GIVEN PROBLEM :: Transcribe exactly each line, from the line containing "level: 93 [307, 437, 353, 456]" down to the line containing "level: 62 [576, 311, 624, 330]", both included.

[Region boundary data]
---
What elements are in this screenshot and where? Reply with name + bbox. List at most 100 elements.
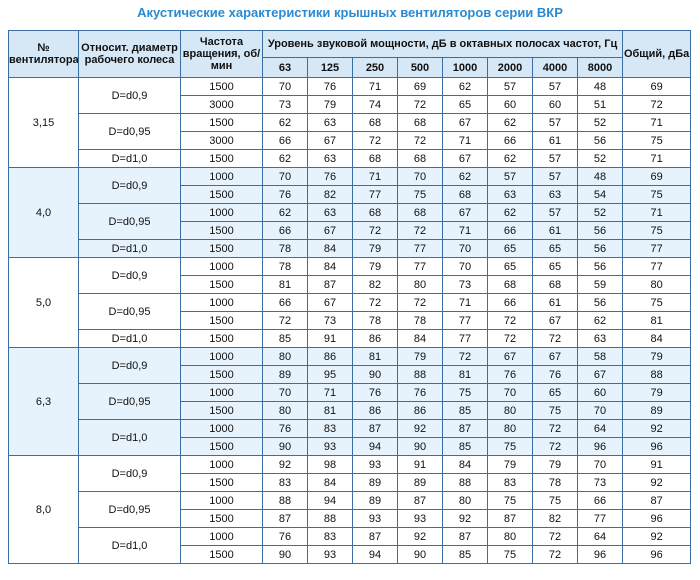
level: 93 [307, 437, 353, 456]
speed: 1500 [180, 473, 263, 492]
level: 86 [397, 401, 443, 420]
level: 66 [487, 131, 533, 150]
level: 76 [352, 383, 398, 402]
level: 86 [352, 401, 398, 420]
total: 96 [622, 509, 692, 528]
level: 65 [532, 383, 578, 402]
level: 68 [487, 275, 533, 294]
level: 52 [576, 149, 624, 168]
level: 71 [442, 221, 488, 240]
level: 76 [307, 77, 353, 96]
level: 52 [576, 113, 624, 132]
level: 78 [532, 473, 578, 492]
table-row: 1500 76 82 77 75 68 63 63 54 75 [9, 185, 692, 204]
level: 67 [307, 293, 353, 312]
level: 80 [487, 419, 533, 438]
level: 68 [397, 149, 443, 168]
title: Акустические характеристики крышных вент… [137, 5, 563, 20]
level: 57 [532, 149, 578, 168]
fan-number: 3,15 [8, 77, 79, 168]
level: 87 [442, 419, 488, 438]
speed: 1500 [180, 221, 263, 240]
level: 78 [352, 311, 398, 330]
level: 54 [576, 185, 624, 204]
level: 82 [307, 185, 353, 204]
level: 79 [307, 95, 353, 114]
level: 68 [352, 203, 398, 222]
level: 67 [532, 311, 578, 330]
level: 67 [487, 347, 533, 366]
level: 78 [262, 239, 308, 258]
table-row: 5,0 D=d0,9 1000 78 84 79 77 70 65 65 56 77 [8, 257, 692, 348]
level: 71 [442, 131, 488, 150]
fan-number: 4,0 [8, 167, 79, 258]
level: 67 [442, 149, 488, 168]
speed: 1500 [180, 509, 263, 528]
level: 73 [442, 275, 488, 294]
level: 78 [262, 257, 308, 276]
table-row: 1500 87 88 93 93 92 87 82 77 96 [9, 509, 692, 528]
level: 78 [397, 311, 443, 330]
level: 84 [397, 329, 443, 348]
table-row: D=d1,0 1000 76 83 87 92 87 80 72 64 92 [9, 419, 692, 456]
level: 84 [307, 473, 353, 492]
level: 76 [262, 185, 308, 204]
header-cell: Уровень звуковой мощности, дБ в октавных… [261, 30, 624, 58]
level: 79 [352, 239, 398, 258]
level: 66 [487, 221, 533, 240]
level: 77 [576, 509, 624, 528]
level: 77 [352, 185, 398, 204]
level: 83 [487, 473, 533, 492]
speed: 1500 [180, 113, 263, 132]
level: 86 [307, 347, 353, 366]
level: 60 [576, 383, 624, 402]
level: 68 [397, 113, 443, 132]
band-header: 4000 [532, 57, 578, 78]
total: 77 [622, 257, 692, 276]
level: 62 [576, 311, 624, 330]
level: 61 [532, 131, 578, 150]
level: 87 [352, 527, 398, 546]
level: 87 [262, 509, 308, 528]
total: 79 [622, 383, 692, 402]
level: 88 [442, 473, 488, 492]
diameter: D=d1,0 [78, 527, 181, 564]
speed: 1000 [180, 419, 263, 438]
level: 77 [442, 329, 488, 348]
level: 81 [307, 401, 353, 420]
level: 67 [442, 203, 488, 222]
level: 84 [307, 239, 353, 258]
total: 84 [622, 329, 692, 348]
diameter: D=d0,9 [78, 77, 181, 114]
level: 75 [397, 185, 443, 204]
level: 85 [442, 545, 488, 564]
level: 92 [397, 419, 443, 438]
level: 62 [487, 113, 533, 132]
level: 65 [532, 239, 578, 258]
total: 81 [622, 311, 692, 330]
level: 81 [442, 365, 488, 384]
level: 62 [442, 77, 488, 96]
level: 71 [352, 77, 398, 96]
level: 72 [532, 527, 578, 546]
table-row: 1500 66 67 72 72 71 66 61 56 75 [9, 221, 692, 240]
level: 70 [576, 455, 624, 474]
level: 72 [532, 329, 578, 348]
level: 57 [532, 203, 578, 222]
level: 63 [307, 203, 353, 222]
total: 79 [622, 347, 692, 366]
diameter: D=d0,95 [78, 293, 181, 330]
level: 67 [576, 365, 624, 384]
fan-number: 6,3 [8, 347, 79, 456]
level: 76 [532, 365, 578, 384]
table-row: D=d0,95 1000 70 71 76 76 75 70 65 60 79 [9, 383, 692, 420]
header-cell: Частота вращения, об/мин [180, 30, 263, 78]
level: 67 [532, 347, 578, 366]
level: 76 [262, 419, 308, 438]
speed: 1000 [180, 491, 263, 510]
level: 83 [262, 473, 308, 492]
level: 72 [397, 95, 443, 114]
level: 90 [262, 545, 308, 564]
level: 89 [262, 365, 308, 384]
total: 88 [622, 365, 692, 384]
---
EXERCISE RESPONSE ::
level: 93 [307, 437, 353, 456]
speed: 1500 [180, 473, 263, 492]
level: 86 [397, 401, 443, 420]
level: 66 [487, 131, 533, 150]
level: 76 [352, 383, 398, 402]
level: 86 [352, 401, 398, 420]
total: 96 [622, 509, 692, 528]
level: 65 [532, 383, 578, 402]
level: 68 [487, 275, 533, 294]
level: 52 [576, 149, 624, 168]
level: 71 [442, 221, 488, 240]
level: 76 [307, 77, 353, 96]
level: 52 [576, 113, 624, 132]
level: 78 [532, 473, 578, 492]
table-row: 1500 76 82 77 75 68 63 63 54 75 [9, 185, 692, 204]
level: 67 [307, 293, 353, 312]
level: 80 [487, 419, 533, 438]
level: 68 [397, 149, 443, 168]
title: Акустические характеристики крышных вент… [137, 5, 563, 20]
level: 57 [532, 149, 578, 168]
fan-number: 3,15 [8, 77, 79, 168]
level: 87 [442, 419, 488, 438]
speed: 1500 [180, 221, 263, 240]
level: 78 [352, 311, 398, 330]
level: 54 [576, 185, 624, 204]
level: 82 [307, 185, 353, 204]
level: 79 [307, 95, 353, 114]
level: 68 [352, 203, 398, 222]
level: 67 [532, 311, 578, 330]
level: 67 [487, 347, 533, 366]
level: 78 [262, 239, 308, 258]
table-row: 5,0 D=d0,9 1000 78 84 79 77 70 65 65 56 77 [8, 257, 692, 348]
level: 71 [442, 131, 488, 150]
fan-number: 4,0 [8, 167, 79, 258]
level: 67 [442, 149, 488, 168]
speed: 1500 [180, 509, 263, 528]
level: 73 [442, 275, 488, 294]
level: 78 [262, 257, 308, 276]
table-row: 1500 87 88 93 93 92 87 82 77 96 [9, 509, 692, 528]
level: 78 [397, 311, 443, 330]
level: 84 [397, 329, 443, 348]
table-row: D=d1,0 1000 76 83 87 92 87 80 72 64 92 [9, 419, 692, 456]
level: 84 [307, 473, 353, 492]
level: 76 [262, 185, 308, 204]
header-cell: Уровень звуковой мощности, дБ в октавных… [261, 30, 624, 58]
level: 79 [352, 239, 398, 258]
level: 66 [487, 221, 533, 240]
level: 77 [576, 509, 624, 528]
level: 77 [352, 185, 398, 204]
level: 83 [487, 473, 533, 492]
speed: 1500 [180, 113, 263, 132]
level: 86 [307, 347, 353, 366]
level: 60 [576, 383, 624, 402]
level: 68 [397, 113, 443, 132]
band-header: 4000 [532, 57, 578, 78]
total: 77 [622, 257, 692, 276]
level: 62 [576, 311, 624, 330]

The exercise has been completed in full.